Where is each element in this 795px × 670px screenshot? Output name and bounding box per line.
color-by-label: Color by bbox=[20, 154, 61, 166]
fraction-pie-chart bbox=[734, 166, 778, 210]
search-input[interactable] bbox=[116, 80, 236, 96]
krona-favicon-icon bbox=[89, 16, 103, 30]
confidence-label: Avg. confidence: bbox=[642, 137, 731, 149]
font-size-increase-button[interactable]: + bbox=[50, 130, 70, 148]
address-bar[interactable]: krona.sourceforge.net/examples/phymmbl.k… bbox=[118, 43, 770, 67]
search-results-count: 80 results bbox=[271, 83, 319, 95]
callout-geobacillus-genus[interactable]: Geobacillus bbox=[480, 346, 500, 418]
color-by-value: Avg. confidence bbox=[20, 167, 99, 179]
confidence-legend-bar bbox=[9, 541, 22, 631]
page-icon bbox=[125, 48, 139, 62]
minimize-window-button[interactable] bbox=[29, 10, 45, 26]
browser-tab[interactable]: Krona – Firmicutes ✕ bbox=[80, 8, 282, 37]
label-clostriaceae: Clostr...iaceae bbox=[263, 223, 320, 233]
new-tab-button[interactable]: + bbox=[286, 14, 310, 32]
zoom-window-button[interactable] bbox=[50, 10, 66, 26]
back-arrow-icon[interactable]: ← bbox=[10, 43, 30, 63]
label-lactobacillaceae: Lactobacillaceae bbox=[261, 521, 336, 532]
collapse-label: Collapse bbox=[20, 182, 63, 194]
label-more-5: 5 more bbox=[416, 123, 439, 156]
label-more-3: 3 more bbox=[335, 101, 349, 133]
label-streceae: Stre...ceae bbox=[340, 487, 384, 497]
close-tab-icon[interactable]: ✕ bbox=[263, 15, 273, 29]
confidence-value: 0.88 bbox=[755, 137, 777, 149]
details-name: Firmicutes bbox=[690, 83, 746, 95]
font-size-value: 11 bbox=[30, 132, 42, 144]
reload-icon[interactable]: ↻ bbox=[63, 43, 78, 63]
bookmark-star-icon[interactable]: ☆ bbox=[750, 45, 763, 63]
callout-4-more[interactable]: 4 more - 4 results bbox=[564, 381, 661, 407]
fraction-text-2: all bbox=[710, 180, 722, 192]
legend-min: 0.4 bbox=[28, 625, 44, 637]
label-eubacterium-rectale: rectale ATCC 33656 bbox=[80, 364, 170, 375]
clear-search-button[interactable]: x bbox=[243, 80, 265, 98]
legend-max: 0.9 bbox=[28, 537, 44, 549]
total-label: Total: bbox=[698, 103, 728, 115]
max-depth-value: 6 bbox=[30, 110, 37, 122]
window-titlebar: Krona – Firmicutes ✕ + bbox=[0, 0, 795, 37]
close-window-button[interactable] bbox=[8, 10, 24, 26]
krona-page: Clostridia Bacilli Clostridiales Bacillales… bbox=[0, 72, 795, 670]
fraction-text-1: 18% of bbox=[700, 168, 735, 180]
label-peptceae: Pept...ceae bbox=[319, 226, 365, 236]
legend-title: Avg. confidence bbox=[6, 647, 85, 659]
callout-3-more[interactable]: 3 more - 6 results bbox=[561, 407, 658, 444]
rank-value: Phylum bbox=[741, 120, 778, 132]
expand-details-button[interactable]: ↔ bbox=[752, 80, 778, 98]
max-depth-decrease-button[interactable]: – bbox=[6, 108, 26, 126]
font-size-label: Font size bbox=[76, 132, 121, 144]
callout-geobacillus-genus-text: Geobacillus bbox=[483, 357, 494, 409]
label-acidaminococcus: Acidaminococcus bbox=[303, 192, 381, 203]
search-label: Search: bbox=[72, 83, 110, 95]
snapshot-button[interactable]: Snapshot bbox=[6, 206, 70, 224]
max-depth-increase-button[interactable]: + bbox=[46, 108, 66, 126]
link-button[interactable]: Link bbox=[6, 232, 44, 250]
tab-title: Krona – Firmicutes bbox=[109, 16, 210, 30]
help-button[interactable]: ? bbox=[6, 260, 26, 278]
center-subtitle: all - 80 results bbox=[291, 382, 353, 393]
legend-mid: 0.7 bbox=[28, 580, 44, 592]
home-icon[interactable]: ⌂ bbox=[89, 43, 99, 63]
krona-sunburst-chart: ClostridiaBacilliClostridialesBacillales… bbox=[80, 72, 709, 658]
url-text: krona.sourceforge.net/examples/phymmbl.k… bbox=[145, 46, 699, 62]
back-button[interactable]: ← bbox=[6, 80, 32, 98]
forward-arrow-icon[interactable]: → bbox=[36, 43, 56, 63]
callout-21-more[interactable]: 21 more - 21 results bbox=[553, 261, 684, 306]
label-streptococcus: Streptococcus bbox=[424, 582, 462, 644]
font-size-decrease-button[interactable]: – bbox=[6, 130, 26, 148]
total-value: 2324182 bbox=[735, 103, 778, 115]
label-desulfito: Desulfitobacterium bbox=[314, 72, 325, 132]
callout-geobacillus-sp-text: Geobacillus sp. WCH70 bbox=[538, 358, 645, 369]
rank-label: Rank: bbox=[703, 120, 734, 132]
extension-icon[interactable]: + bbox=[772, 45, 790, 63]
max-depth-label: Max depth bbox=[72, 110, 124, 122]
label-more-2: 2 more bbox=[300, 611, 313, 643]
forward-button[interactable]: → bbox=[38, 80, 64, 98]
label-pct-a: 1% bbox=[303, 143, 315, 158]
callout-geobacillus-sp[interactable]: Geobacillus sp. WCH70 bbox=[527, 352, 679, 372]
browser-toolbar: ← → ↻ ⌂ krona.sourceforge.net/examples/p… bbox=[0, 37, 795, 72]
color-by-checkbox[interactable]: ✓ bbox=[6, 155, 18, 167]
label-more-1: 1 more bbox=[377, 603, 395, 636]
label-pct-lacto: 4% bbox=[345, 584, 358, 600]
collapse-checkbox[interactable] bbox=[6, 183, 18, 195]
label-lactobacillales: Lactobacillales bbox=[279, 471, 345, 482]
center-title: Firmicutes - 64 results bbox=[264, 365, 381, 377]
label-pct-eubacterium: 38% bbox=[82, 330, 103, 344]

....

Your goal: Looking at the records, state how many lines contain "name" and write nothing besides that number.

Your response: 2